Request – Rewrite the material below, changing every "legend-swatch" to "legend-marker" and leaving everything else as it is.

[Region boundary data]

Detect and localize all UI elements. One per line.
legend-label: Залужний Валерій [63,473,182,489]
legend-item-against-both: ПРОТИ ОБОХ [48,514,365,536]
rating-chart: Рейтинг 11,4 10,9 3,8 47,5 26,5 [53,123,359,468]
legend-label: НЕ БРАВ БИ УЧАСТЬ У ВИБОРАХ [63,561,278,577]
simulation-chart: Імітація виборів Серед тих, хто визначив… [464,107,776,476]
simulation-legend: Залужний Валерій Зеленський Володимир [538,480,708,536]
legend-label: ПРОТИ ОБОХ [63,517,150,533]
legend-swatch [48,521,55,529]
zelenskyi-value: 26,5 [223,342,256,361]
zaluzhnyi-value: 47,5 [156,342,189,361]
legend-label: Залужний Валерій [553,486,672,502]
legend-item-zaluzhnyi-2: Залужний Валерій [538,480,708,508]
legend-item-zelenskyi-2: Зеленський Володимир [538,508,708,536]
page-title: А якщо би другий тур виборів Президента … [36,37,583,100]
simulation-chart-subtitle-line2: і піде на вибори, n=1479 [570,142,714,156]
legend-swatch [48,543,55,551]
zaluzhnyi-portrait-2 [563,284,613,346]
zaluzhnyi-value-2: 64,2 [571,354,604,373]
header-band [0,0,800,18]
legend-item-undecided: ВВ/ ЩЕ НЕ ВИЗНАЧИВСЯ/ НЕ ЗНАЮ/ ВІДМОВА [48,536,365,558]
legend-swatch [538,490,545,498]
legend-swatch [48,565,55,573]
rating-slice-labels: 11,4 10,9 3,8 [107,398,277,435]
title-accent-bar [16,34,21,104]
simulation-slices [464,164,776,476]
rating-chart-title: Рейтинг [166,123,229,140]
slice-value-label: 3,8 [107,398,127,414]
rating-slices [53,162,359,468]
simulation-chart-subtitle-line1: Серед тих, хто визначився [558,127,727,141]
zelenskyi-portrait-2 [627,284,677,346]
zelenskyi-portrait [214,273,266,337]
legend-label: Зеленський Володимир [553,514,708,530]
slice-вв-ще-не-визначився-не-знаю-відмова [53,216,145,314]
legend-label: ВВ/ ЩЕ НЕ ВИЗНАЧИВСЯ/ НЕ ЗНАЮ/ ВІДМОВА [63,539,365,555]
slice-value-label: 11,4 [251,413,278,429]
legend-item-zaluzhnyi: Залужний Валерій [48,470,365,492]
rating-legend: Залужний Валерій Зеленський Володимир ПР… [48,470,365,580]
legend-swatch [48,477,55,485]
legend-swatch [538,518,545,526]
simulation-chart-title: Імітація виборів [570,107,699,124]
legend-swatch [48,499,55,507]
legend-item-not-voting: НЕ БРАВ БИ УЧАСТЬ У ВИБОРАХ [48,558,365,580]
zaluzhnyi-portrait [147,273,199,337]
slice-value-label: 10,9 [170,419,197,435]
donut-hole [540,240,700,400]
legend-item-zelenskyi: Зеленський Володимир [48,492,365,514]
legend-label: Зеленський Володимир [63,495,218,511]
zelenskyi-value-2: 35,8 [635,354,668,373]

Response –
Detect and localize all UI elements. One per line.
legend-label: Залужний Валерій [63,473,182,489]
legend-item-against-both: ПРОТИ ОБОХ [48,514,365,536]
rating-chart: Рейтинг 11,4 10,9 3,8 47,5 26,5 [53,123,359,468]
legend-label: НЕ БРАВ БИ УЧАСТЬ У ВИБОРАХ [63,561,278,577]
simulation-chart: Імітація виборів Серед тих, хто визначив… [464,107,776,476]
simulation-legend: Залужний Валерій Зеленський Володимир [538,480,708,536]
legend-label: ПРОТИ ОБОХ [63,517,150,533]
legend-marker [48,521,55,529]
zelenskyi-value: 26,5 [223,342,256,361]
zaluzhnyi-value: 47,5 [156,342,189,361]
legend-label: Залужний Валерій [553,486,672,502]
legend-item-zaluzhnyi-2: Залужний Валерій [538,480,708,508]
legend-item-zelenskyi-2: Зеленський Володимир [538,508,708,536]
page-title: А якщо би другий тур виборів Президента … [36,37,583,100]
simulation-chart-subtitle-line2: і піде на вибори, n=1479 [570,142,714,156]
legend-marker [48,543,55,551]
zaluzhnyi-portrait-2 [563,284,613,346]
zaluzhnyi-value-2: 64,2 [571,354,604,373]
header-band [0,0,800,18]
legend-item-undecided: ВВ/ ЩЕ НЕ ВИЗНАЧИВСЯ/ НЕ ЗНАЮ/ ВІДМОВА [48,536,365,558]
legend-marker [538,490,545,498]
legend-marker [48,565,55,573]
rating-slice-labels: 11,4 10,9 3,8 [107,398,277,435]
title-accent-bar [16,34,21,104]
simulation-slices [464,164,776,476]
rating-chart-title: Рейтинг [166,123,229,140]
slice-value-label: 3,8 [107,398,127,414]
rating-slices [53,162,359,468]
simulation-chart-subtitle-line1: Серед тих, хто визначився [558,127,727,141]
zelenskyi-portrait-2 [627,284,677,346]
zelenskyi-portrait [214,273,266,337]
legend-label: Зеленський Володимир [553,514,708,530]
slice-вв-ще-не-визначився-не-знаю-відмова [53,216,145,314]
legend-label: ВВ/ ЩЕ НЕ ВИЗНАЧИВСЯ/ НЕ ЗНАЮ/ ВІДМОВА [63,539,365,555]
slice-value-label: 11,4 [251,413,278,429]
legend-item-zaluzhnyi: Залужний Валерій [48,470,365,492]
rating-legend: Залужний Валерій Зеленський Володимир ПР… [48,470,365,580]
legend-marker [48,477,55,485]
legend-marker [538,518,545,526]
simulation-chart-title: Імітація виборів [570,107,699,124]
legend-marker [48,499,55,507]
legend-item-not-voting: НЕ БРАВ БИ УЧАСТЬ У ВИБОРАХ [48,558,365,580]
zaluzhnyi-portrait [147,273,199,337]
slice-value-label: 10,9 [170,419,197,435]
donut-hole [540,240,700,400]
legend-item-zelenskyi: Зеленський Володимир [48,492,365,514]
legend-label: Зеленський Володимир [63,495,218,511]
zelenskyi-value-2: 35,8 [635,354,668,373]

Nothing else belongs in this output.